• _Zu bearbeiten_
**a.** Gib den Abschnitt des Textes über Dream Theater wieder, der mit den Worten „LaBrie frontet die“ beginnt und mit „als ein Fehler.“ endet, und ersetze darin „Stimme“ durch „Singstimme“.
**b.** Schreib den Text über Dream Theater im Anschluss an seinen letzten Satz weiter.

• _Text zur Analyse_
_ _ _ _ _

Die bei den meisten Bands dominierende Positionen, Sänger und Gitarrist, stechen bei Dream Theater nicht in dem Masse heraus, wie man das gewohnt ist. John Petrucci verzichtet auf die große Geste, arbeitet vorwiegend mit den Fingern und erzeugt damit ähnliche Ergebnisse, wie Rudess.
LaBrie frontet die Band – selbstverständlich. Gerade den ruhigeren und den hymnischen Stücken verleiht seine klare, relativ hohe Stimme den entscheidenden Kick. Wenn die Band laut wird und richtig zupackt, fehlen ihm aber gelegentlich das Volumen und die Kraft, um sich an die Spitze zu setzen. Zu einr Band, die derart von instrumentaler Virtuosität lebt, ist das aber vielleicht sogar eher passend, als ein Fehler.

_ _ _ _ _

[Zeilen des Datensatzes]
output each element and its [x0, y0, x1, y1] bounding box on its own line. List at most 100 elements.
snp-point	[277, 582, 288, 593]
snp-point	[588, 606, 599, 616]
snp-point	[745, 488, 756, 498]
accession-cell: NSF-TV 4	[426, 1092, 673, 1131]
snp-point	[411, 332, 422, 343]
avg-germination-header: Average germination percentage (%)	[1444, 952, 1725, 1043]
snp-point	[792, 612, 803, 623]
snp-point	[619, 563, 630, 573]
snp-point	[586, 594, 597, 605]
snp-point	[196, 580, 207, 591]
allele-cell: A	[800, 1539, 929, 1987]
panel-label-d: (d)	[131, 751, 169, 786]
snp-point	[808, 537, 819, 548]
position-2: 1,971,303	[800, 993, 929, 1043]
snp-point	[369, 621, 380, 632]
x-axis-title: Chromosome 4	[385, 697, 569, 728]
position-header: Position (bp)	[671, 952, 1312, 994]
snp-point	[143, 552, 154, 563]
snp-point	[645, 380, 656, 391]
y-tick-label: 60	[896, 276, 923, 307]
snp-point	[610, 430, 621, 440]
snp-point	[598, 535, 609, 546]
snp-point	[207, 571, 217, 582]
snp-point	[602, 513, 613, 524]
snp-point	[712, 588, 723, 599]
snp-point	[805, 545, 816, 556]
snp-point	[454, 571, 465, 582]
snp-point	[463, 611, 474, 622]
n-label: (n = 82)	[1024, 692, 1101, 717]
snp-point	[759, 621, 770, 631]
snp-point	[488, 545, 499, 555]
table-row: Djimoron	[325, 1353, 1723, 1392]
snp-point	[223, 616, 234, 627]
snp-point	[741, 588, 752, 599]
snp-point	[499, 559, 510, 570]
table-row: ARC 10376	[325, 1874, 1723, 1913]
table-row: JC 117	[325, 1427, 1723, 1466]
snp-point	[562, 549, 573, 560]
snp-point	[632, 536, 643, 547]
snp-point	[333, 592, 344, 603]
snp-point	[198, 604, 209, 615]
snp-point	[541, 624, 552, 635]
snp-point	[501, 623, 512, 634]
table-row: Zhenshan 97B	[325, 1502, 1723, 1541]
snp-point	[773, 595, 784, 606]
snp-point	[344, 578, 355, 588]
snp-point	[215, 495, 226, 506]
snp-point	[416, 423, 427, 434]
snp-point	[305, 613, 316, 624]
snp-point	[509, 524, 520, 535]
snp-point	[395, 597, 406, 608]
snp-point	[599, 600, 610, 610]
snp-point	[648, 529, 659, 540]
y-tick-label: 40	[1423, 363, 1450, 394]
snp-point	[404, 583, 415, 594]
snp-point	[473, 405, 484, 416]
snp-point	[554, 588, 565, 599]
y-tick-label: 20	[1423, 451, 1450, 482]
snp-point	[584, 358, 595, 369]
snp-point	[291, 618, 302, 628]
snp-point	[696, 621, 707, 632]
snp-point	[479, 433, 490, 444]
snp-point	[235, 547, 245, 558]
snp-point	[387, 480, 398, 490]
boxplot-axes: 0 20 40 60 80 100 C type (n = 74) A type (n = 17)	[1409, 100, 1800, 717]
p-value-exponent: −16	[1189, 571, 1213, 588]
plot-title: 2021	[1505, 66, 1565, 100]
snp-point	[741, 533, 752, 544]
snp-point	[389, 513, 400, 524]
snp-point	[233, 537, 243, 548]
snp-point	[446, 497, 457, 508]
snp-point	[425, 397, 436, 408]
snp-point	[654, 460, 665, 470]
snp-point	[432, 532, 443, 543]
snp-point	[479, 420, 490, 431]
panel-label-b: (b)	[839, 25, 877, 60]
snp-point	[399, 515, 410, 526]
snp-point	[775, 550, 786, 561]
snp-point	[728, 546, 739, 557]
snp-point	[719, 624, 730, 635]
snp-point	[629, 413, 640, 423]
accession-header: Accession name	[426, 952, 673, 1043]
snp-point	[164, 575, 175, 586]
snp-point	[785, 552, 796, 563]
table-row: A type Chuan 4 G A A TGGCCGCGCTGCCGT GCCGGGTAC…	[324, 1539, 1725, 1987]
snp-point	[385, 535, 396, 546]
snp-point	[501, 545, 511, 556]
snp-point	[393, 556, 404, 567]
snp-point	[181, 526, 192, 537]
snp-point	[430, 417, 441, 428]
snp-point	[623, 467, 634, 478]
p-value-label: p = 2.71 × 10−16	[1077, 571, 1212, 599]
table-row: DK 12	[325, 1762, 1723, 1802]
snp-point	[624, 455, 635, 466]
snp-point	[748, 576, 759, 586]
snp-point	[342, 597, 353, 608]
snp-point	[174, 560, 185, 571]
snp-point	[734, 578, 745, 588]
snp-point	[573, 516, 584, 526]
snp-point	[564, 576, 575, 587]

_ _ _ _ _

• _Antworten der Reihe_
**a.**
LaBrie frontet die Band – selbstverständlich. Gerade den ruhigeren und den hymnischen Stücken verleiht seine klare, relativ hohe Singstimme den entscheidenden Kick. Wenn die Band laut wird und richtig zupackt, fehlen ihm aber gelegentlich das Volumen und die Kraft, um sich an die Spitze zu setzen. Zu einr Band, die derart von instrumentaler Virtuosität lebt, ist das aber vielleicht sogar eher passend, als ein Fehler.

**b.**
Mit „Surrounded“ setzt die Band etwa in der Mitte der Show einen der wenigen Ruhepunkte. Danach fängt sich „Forsaken“ etwas Nieselregen ein, der nach wenigen Minuten aber wieder aufhört. Der Hauptteil schließt mit dem Finale furiose, das man von Dream Theater erwarten darf. Die Zugabe beginnt mit sanftem Piano und glänzt noch einmal mit einer langen Verbeugung vor der Vergangenheit, dem epischen „Learning to live“ vom Überalbum Images at Work.

James LaBrie

Und das Schönste an der ganzen Sache ist der Abschied. Mit „See you in Fall“ erinnert LaBrie daran, dass das nicht der letzte Deutschlandabstecher in diesem Jahr gewesen sein wird.



Diskografie
When Dream and Day unite (CD 1989)
Images and Words (CD 1992)
Another Day (Single 1992)
Live at the Marquee (Live EP 1993)
Images and Words - Live in Tokyo (Video 1993)
Lie (Single 1994)
The silent Man (Single 1994)
Awake (CD 1994)
A Change of Seasons (EP 1995)
Hollow Years (Single 1997)
Falling into Infinity (CD 1997)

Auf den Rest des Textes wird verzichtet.